[Lines of data]
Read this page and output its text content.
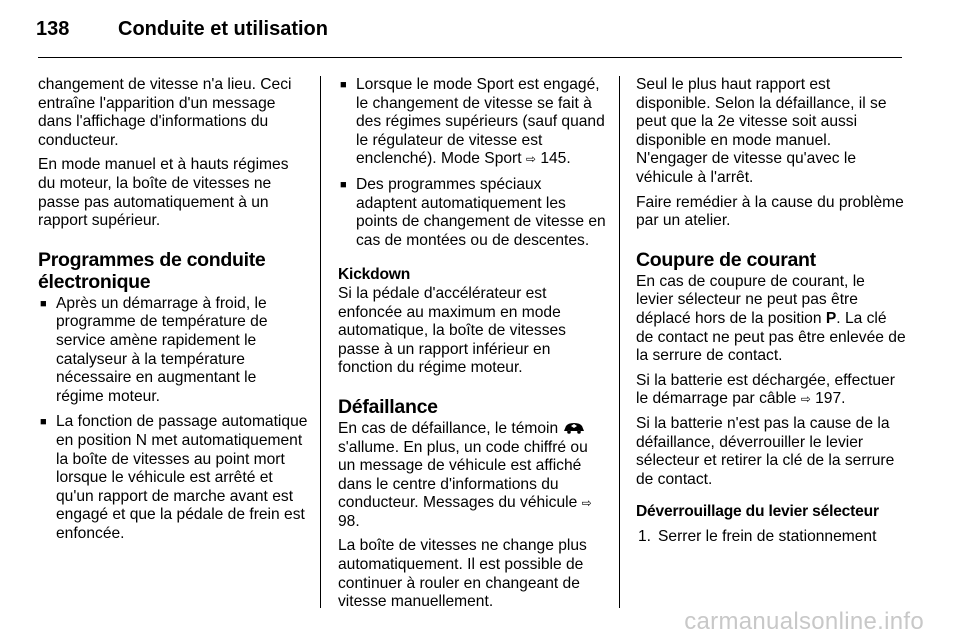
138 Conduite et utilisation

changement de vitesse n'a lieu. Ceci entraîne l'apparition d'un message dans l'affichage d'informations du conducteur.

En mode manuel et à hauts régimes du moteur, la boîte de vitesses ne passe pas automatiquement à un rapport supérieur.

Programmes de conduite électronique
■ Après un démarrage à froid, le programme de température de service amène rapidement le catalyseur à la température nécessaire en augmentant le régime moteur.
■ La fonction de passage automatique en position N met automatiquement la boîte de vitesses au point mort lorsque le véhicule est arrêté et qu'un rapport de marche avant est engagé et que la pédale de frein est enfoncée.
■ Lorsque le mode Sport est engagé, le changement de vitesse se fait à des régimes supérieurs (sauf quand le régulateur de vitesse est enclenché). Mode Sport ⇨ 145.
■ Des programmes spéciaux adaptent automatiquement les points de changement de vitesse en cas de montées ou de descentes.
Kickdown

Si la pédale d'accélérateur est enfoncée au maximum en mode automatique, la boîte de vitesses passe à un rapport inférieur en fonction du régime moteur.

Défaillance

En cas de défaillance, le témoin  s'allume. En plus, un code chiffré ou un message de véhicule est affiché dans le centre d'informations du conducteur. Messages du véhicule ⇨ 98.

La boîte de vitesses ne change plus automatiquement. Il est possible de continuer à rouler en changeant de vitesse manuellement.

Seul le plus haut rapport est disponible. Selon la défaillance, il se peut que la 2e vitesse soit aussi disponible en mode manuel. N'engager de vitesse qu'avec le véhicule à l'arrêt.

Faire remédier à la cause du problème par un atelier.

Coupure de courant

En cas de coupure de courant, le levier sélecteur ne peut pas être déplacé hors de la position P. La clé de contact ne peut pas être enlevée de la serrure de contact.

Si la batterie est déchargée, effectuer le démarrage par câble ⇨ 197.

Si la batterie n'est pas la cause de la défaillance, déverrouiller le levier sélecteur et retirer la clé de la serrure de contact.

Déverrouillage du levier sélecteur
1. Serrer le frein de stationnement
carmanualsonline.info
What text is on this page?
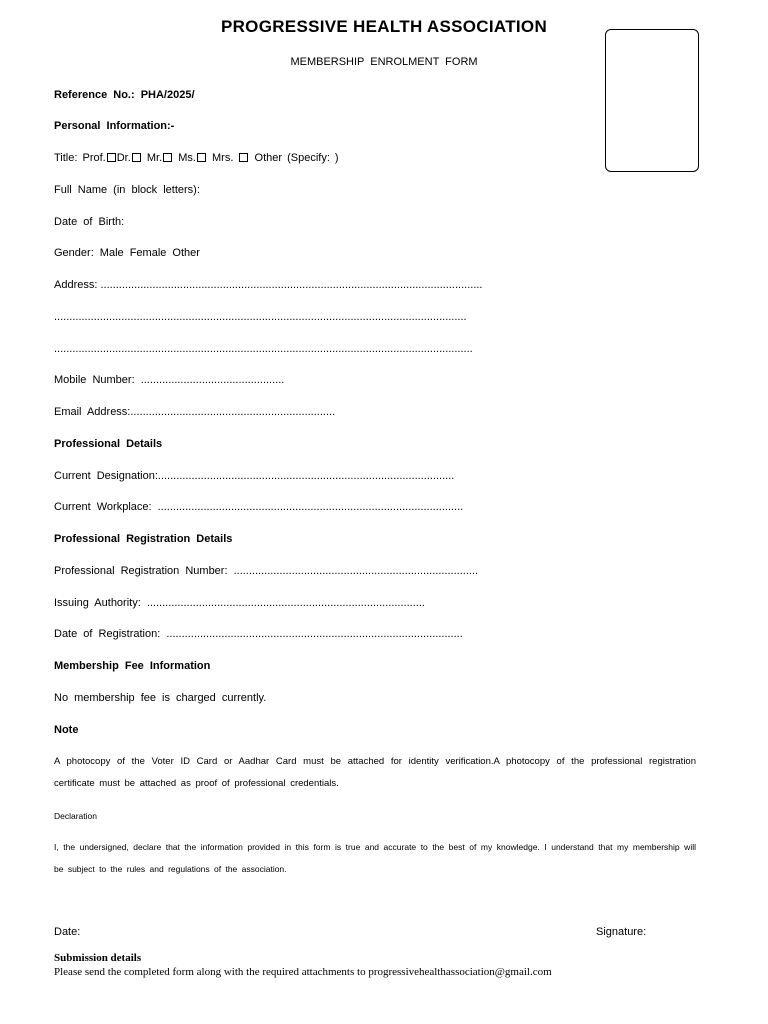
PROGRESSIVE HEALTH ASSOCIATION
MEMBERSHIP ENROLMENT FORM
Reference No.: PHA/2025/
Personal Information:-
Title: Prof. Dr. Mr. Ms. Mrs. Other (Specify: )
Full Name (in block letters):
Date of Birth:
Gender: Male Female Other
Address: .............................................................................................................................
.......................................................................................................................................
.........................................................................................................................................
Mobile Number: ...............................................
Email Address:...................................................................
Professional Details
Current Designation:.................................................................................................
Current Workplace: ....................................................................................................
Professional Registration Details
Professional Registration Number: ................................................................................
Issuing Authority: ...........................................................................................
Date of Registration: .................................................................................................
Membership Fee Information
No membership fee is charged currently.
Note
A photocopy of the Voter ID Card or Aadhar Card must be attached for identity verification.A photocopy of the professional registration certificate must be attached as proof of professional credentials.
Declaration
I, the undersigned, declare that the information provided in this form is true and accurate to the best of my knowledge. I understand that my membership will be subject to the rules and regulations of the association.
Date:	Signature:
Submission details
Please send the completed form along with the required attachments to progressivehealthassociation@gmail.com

* * *

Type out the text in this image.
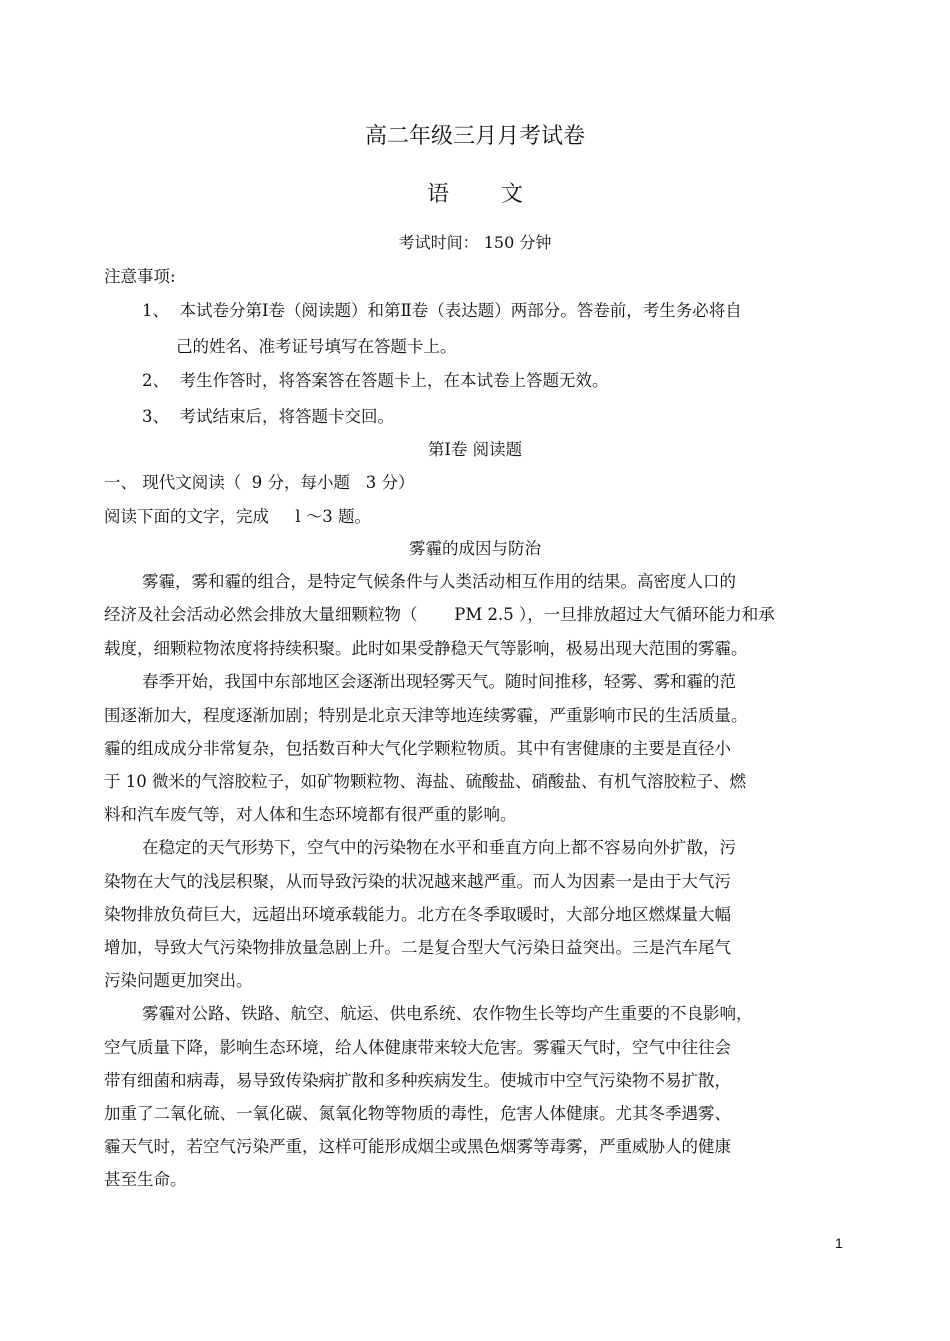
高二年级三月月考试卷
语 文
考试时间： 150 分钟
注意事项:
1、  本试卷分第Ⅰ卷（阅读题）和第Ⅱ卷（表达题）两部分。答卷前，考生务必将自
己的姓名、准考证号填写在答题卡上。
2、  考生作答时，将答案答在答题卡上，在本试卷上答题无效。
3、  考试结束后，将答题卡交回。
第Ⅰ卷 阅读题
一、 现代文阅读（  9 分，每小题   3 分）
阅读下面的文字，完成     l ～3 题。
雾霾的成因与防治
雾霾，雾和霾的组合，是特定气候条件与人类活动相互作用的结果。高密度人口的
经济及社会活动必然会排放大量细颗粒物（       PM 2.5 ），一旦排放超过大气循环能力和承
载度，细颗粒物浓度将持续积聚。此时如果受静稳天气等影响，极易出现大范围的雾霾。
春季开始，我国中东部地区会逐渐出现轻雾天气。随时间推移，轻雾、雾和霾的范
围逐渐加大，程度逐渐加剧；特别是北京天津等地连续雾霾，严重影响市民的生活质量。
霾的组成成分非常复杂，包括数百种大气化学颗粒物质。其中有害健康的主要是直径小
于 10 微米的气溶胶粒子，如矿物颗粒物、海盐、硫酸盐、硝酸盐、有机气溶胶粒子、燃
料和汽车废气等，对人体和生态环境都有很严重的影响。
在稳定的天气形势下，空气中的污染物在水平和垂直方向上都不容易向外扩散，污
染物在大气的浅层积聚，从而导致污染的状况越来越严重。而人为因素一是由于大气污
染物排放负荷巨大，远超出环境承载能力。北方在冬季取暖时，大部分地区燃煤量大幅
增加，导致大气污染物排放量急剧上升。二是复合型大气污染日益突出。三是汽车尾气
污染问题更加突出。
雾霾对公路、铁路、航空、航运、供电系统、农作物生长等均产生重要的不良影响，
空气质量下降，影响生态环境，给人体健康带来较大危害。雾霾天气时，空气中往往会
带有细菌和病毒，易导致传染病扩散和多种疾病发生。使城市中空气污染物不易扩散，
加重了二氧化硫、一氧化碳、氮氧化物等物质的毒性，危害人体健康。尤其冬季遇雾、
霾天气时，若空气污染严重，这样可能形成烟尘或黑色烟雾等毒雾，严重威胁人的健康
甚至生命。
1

# Problem description
Pull out all lines of the data with the string "fonction".

# Solution to the exercise
■ La fonction de passage automatique en position N met automatiquement la boîte de vitesses au point mort lorsque le véhicule est arrêté et qu'un rapport de marche avant est engagé et que la pédale de frein est enfoncée.
Si la pédale d'accélérateur est enfoncée au maximum en mode automatique, la boîte de vitesses passe à un rapport inférieur en fonction du régime moteur.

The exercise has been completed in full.